The problem: Wherever the string "Республики" appears in a line, extract that line.
-------- Record set
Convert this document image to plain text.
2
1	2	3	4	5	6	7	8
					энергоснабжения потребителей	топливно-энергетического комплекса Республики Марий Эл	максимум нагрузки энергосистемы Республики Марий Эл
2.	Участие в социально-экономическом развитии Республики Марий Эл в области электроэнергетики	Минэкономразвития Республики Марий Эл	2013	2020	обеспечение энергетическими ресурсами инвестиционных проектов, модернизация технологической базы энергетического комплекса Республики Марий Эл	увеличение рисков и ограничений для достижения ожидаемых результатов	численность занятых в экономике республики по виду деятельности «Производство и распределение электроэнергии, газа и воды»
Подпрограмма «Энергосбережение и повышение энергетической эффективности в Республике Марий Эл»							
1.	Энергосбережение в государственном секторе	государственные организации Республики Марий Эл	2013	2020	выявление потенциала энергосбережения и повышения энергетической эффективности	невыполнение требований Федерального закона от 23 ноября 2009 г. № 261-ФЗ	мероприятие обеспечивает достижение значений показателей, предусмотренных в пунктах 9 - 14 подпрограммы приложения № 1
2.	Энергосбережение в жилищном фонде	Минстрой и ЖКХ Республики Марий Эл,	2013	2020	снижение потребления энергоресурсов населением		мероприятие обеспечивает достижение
----------------
Response for this exercise:
					энергоснабжения потребителей	топливно-энергетического комплекса Республики Марий Эл	максимум нагрузки энергосистемы Республики Марий Эл
2.	Участие в социально-экономическом развитии Республики Марий Эл в области электроэнергетики	Минэкономразвития Республики Марий Эл	2013	2020	обеспечение энергетическими ресурсами инвестиционных проектов, модернизация технологической базы энергетического комплекса Республики Марий Эл	увеличение рисков и ограничений для достижения ожидаемых результатов	численность занятых в экономике республики по виду деятельности «Производство и распределение электроэнергии, газа и воды»
1.	Энергосбережение в государственном секторе	государственные организации Республики Марий Эл	2013	2020	выявление потенциала энергосбережения и повышения энергетической эффективности	невыполнение требований Федерального закона от 23 ноября 2009 г. № 261-ФЗ	мероприятие обеспечивает достижение значений показателей, предусмотренных в пунктах 9 - 14 подпрограммы приложения № 1
2.	Энергосбережение в жилищном фонде	Минстрой и ЖКХ Республики Марий Эл,	2013	2020	снижение потребления энергоресурсов населением		мероприятие обеспечивает достижение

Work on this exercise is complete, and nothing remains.